— Start of DATASET CONTENT —

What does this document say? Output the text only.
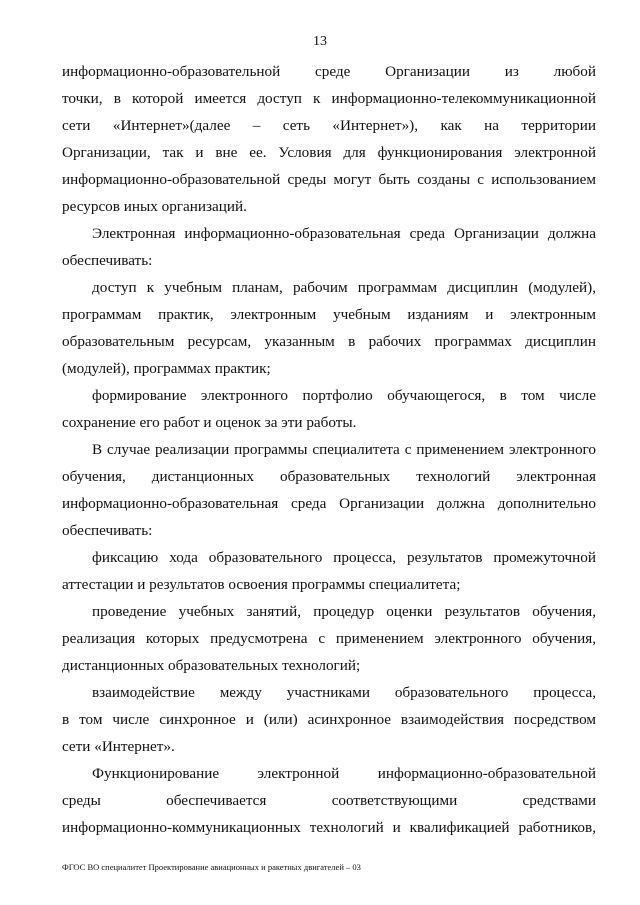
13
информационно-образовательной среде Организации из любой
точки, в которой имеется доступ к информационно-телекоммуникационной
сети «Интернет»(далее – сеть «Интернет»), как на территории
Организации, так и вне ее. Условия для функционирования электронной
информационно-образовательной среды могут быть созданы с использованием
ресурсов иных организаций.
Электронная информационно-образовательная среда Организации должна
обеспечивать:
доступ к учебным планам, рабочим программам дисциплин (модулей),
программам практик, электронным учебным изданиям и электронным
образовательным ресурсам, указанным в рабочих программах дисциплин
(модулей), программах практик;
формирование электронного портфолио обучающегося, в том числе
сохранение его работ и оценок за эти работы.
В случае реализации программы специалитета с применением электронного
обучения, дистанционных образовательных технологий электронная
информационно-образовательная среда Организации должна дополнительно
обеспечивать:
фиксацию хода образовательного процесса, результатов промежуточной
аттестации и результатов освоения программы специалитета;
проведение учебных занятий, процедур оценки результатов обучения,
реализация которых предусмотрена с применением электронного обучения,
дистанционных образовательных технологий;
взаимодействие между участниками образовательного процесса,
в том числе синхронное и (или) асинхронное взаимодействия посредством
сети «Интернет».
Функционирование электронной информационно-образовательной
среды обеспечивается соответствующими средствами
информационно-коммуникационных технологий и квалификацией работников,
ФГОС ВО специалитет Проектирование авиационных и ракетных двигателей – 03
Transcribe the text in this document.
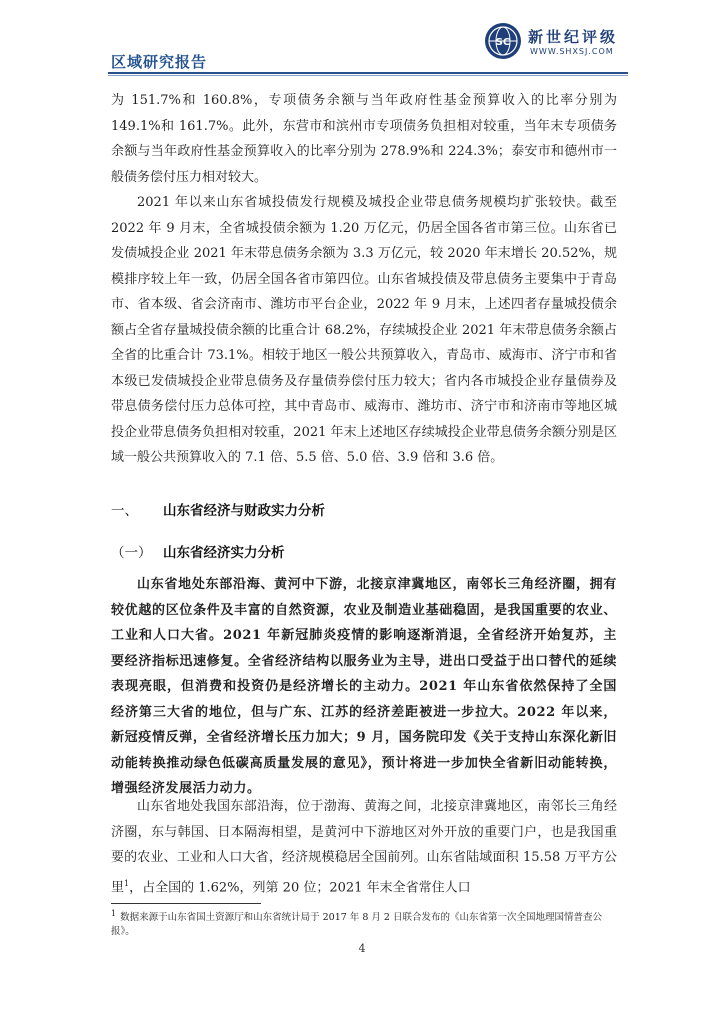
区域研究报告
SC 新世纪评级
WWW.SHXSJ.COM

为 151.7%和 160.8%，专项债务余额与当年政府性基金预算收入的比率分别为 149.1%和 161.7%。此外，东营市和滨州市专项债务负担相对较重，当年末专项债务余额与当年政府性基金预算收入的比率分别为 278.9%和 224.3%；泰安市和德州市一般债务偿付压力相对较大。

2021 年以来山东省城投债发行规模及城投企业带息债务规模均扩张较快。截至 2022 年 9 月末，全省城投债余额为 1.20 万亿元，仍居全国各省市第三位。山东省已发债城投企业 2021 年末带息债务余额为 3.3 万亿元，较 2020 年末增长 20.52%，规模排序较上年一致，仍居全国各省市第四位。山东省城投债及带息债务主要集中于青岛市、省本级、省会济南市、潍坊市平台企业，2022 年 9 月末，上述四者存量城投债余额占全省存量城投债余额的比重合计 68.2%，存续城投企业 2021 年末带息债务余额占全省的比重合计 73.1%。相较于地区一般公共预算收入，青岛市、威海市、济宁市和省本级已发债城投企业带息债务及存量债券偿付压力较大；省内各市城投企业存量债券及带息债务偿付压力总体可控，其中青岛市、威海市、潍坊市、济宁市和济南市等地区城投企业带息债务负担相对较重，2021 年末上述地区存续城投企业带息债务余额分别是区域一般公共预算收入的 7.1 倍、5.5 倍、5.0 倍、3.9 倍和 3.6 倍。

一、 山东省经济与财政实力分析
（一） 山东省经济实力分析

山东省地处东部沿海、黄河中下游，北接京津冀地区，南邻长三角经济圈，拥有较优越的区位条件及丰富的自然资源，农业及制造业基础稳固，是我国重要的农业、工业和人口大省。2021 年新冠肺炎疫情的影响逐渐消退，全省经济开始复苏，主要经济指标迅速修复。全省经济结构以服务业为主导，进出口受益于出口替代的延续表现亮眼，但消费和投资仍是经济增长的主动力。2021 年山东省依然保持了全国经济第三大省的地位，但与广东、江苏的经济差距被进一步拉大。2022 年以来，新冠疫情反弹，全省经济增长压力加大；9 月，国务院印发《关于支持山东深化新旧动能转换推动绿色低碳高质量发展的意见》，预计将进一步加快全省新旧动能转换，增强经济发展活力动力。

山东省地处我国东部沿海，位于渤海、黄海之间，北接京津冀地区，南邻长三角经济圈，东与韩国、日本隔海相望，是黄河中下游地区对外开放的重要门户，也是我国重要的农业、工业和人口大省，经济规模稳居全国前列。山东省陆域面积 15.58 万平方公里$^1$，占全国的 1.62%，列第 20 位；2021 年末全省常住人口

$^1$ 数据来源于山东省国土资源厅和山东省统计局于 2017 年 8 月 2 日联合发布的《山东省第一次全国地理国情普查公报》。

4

— End of DATASET CONTENT —
— Start of DATASET CONTENT —

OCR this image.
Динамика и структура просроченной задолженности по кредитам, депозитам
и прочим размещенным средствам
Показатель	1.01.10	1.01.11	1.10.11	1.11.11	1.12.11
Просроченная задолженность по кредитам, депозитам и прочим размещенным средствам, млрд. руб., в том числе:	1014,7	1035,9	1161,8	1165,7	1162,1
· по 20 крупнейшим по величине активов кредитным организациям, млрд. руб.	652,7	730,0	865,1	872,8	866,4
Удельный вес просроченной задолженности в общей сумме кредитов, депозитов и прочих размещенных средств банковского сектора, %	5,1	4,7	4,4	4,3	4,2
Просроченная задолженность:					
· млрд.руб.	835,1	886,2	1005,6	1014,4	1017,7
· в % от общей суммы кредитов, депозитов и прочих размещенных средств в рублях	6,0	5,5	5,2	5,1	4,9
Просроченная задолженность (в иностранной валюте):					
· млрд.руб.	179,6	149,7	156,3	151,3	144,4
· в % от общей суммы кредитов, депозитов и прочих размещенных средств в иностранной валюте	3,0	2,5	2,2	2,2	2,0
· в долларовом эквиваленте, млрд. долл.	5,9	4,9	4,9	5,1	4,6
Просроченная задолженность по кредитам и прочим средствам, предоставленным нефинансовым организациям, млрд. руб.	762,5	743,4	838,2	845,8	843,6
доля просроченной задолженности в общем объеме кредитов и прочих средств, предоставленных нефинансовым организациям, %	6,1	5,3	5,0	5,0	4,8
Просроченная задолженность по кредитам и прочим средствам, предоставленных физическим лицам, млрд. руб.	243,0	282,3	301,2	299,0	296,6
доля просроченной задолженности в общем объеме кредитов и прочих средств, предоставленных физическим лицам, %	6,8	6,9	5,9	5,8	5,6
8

— End of DATASET CONTENT —

Scan the material above for the string "иностранной" and return the lines that hold it.

EXERCISE SOLUTION:
Просроченная задолженность (в иностранной валюте):					
· в % от общей суммы кредитов, депозитов и прочих размещенных средств в иностранной валюте	3,0	2,5	2,2	2,2	2,0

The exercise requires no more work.